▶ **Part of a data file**
· · · · · · ·
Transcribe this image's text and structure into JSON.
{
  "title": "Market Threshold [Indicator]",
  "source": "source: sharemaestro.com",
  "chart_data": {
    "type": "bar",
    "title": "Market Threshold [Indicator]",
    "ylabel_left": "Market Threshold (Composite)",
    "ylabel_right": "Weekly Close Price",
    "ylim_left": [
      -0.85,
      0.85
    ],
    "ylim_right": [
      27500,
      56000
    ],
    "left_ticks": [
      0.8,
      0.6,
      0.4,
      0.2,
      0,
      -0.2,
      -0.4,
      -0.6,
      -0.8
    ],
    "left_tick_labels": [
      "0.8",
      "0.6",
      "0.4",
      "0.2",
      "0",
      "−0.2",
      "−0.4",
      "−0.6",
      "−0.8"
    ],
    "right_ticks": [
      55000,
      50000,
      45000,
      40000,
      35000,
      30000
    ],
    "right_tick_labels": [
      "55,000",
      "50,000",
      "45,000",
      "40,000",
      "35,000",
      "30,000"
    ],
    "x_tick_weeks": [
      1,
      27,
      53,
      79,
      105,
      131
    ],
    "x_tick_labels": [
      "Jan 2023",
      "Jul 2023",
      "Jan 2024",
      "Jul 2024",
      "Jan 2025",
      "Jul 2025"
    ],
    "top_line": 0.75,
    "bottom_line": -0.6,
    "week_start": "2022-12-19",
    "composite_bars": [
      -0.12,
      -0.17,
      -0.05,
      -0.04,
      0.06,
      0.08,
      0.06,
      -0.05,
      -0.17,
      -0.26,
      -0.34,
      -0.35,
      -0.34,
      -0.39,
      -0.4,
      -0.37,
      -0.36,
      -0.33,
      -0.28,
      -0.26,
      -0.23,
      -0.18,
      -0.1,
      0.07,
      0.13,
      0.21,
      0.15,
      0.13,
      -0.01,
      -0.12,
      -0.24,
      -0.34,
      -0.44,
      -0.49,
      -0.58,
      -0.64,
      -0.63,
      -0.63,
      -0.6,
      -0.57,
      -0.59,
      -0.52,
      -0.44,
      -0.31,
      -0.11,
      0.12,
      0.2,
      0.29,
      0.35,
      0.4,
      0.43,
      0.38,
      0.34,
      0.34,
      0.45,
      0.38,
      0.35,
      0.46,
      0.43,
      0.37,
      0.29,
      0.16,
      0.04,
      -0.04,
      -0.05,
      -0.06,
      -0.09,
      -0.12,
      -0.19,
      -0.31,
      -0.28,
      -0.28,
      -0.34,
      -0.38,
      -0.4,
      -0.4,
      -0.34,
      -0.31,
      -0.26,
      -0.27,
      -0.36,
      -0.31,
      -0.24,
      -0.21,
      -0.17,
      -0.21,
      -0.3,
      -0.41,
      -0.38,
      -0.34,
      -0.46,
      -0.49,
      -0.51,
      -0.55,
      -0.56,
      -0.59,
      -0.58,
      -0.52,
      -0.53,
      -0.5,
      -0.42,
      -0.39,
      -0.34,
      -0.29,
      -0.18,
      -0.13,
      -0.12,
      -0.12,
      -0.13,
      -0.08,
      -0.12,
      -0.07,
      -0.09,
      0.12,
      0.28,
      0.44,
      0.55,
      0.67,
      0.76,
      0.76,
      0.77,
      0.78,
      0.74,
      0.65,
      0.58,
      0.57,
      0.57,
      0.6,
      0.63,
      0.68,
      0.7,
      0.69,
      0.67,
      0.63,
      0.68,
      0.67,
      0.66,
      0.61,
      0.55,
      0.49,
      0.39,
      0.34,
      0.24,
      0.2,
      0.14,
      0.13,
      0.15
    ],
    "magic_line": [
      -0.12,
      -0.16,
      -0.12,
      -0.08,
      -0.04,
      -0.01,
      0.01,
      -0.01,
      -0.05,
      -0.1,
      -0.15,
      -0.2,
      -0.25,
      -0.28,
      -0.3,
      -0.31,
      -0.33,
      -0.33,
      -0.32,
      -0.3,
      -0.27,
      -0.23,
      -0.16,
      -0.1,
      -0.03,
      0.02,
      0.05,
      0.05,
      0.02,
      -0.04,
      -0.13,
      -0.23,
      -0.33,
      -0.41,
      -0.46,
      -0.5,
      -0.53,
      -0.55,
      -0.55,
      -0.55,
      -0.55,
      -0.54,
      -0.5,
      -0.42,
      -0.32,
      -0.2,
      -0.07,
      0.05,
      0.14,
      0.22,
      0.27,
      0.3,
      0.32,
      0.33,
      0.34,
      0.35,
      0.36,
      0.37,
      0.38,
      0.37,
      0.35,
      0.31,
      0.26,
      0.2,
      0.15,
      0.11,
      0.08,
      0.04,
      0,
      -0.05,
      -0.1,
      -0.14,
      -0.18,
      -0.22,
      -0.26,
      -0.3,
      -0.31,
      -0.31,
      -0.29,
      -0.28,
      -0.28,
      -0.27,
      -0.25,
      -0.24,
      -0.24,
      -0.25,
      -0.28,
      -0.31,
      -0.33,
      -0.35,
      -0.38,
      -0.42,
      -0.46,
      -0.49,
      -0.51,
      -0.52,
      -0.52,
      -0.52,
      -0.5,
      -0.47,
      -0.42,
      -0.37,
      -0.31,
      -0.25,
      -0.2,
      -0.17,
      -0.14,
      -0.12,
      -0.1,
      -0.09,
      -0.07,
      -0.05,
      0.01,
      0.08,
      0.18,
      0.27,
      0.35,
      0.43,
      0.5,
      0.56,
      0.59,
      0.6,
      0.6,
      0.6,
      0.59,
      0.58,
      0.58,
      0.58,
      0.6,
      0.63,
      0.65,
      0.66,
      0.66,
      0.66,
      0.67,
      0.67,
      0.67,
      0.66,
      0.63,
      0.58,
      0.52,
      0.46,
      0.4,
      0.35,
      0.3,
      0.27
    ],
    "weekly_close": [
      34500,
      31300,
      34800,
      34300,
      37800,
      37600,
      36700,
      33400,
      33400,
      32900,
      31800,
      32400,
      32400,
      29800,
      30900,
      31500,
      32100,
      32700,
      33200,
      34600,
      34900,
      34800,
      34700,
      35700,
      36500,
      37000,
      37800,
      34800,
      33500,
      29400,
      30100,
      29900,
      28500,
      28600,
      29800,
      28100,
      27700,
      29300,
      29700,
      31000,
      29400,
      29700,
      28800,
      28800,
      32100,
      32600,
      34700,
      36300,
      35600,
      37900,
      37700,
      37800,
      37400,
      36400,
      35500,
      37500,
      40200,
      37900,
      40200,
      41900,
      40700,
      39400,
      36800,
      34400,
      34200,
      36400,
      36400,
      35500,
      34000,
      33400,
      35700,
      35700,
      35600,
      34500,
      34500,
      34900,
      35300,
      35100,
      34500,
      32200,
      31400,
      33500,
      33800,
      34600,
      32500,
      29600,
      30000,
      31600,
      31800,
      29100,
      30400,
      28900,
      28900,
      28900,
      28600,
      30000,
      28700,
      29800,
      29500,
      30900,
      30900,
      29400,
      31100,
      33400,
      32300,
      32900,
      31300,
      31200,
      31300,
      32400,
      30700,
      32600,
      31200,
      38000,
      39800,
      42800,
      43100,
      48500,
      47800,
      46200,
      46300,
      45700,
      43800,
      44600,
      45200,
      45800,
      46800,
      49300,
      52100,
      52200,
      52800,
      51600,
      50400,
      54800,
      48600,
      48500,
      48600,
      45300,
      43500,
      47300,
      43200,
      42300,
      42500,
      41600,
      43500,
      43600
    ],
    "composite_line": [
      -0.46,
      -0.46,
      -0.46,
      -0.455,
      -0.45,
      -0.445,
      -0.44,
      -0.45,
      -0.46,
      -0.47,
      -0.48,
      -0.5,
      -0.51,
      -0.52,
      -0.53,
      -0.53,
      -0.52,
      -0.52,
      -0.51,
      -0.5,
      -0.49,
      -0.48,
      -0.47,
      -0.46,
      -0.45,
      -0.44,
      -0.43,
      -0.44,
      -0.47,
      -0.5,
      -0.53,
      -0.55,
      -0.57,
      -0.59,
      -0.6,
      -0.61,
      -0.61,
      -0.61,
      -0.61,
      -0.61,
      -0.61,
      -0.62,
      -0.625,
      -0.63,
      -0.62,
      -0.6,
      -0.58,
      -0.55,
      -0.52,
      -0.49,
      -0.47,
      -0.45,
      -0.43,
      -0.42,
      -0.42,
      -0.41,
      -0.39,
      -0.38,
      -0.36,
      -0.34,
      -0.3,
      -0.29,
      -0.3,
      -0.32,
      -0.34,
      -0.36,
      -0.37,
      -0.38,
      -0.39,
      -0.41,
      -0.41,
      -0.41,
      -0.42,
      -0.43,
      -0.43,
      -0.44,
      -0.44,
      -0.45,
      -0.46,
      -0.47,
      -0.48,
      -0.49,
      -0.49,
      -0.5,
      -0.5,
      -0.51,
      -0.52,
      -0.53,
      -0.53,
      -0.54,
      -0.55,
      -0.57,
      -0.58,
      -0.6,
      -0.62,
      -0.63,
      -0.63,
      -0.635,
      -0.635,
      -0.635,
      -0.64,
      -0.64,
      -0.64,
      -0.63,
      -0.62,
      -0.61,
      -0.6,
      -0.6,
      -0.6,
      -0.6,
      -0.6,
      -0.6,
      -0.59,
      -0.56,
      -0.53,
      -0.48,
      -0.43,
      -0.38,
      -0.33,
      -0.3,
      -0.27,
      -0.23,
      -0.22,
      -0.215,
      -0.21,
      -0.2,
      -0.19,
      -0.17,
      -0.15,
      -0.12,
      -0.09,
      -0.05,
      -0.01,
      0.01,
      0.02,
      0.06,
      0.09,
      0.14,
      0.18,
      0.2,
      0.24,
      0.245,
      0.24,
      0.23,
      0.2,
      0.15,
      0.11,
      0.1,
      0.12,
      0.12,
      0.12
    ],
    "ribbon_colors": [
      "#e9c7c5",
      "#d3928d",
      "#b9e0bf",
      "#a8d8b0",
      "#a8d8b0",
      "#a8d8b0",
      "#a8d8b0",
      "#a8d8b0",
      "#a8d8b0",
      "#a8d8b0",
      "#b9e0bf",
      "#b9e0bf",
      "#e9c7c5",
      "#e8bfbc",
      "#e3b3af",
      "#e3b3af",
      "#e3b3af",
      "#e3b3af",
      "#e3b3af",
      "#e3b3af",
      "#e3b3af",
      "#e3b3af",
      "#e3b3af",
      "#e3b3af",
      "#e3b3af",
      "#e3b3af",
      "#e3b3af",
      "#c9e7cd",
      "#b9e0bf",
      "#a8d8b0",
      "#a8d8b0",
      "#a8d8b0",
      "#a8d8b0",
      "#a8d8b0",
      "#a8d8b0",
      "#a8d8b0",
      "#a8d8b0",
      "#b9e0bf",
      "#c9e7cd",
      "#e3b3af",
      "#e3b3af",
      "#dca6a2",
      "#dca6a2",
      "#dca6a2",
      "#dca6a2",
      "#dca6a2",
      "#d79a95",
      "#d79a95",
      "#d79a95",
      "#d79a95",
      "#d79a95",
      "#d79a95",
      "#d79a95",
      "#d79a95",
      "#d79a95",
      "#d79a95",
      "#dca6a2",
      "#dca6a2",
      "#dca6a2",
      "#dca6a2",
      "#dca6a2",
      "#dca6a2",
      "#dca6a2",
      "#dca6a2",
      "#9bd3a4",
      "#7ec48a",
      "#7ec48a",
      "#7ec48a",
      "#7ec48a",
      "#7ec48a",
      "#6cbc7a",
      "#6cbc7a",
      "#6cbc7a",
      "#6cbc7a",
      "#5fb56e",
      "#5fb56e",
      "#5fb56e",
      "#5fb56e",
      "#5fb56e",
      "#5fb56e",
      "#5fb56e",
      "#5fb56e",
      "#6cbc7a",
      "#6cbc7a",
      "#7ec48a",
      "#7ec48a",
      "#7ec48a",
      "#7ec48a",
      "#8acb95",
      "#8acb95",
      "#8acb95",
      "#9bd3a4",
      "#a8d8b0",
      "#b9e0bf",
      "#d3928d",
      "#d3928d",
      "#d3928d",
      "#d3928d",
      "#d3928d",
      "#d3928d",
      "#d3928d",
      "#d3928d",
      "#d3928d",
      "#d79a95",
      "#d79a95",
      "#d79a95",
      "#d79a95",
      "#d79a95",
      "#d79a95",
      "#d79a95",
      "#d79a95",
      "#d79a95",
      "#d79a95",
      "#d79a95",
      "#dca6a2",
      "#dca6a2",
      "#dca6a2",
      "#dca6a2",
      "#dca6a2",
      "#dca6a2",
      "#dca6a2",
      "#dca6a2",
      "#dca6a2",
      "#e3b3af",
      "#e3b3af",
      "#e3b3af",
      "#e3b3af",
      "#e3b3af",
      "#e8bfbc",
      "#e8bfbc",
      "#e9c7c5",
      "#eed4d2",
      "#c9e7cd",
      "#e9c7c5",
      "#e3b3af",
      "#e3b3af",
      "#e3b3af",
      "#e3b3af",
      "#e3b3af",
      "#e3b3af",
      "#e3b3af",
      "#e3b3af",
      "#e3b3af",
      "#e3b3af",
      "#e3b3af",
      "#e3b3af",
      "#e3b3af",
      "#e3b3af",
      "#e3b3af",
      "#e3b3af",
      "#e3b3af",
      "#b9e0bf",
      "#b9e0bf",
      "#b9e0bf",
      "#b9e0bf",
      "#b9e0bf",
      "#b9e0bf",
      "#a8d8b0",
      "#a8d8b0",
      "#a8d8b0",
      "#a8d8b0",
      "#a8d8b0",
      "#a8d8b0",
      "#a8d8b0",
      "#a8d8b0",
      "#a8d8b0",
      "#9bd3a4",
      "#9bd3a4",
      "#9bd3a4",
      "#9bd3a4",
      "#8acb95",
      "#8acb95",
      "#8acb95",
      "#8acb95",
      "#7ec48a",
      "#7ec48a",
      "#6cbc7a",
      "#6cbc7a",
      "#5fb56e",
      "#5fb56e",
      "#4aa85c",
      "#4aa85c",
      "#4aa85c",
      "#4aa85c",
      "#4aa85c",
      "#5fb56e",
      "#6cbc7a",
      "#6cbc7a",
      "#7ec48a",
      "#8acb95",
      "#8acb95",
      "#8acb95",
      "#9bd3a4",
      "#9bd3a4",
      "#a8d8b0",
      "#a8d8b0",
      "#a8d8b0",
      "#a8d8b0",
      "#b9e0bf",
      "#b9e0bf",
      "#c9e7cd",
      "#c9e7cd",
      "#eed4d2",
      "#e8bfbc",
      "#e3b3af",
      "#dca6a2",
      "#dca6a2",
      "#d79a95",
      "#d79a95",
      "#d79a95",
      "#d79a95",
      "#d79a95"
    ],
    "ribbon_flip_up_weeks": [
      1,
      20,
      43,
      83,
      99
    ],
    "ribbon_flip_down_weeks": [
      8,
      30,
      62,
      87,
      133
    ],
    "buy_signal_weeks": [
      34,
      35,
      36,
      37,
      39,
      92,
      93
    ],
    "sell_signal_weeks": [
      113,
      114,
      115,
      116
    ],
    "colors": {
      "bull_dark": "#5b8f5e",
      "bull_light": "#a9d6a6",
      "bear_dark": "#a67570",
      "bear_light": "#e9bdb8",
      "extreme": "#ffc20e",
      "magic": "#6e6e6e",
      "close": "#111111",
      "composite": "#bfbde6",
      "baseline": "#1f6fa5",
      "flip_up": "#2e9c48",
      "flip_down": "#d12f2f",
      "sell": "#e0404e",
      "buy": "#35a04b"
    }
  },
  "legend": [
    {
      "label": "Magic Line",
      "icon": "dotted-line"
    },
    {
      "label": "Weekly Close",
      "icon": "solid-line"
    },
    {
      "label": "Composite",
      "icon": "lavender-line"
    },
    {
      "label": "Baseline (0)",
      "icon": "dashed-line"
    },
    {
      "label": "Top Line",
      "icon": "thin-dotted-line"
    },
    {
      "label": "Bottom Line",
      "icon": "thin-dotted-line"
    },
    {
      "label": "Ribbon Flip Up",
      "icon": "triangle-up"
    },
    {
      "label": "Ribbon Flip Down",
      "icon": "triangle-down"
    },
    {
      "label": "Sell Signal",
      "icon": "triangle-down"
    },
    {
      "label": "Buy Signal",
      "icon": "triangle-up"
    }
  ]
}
· · · · · · ·
Say only how many lines in the records carry the word "Threshold".

3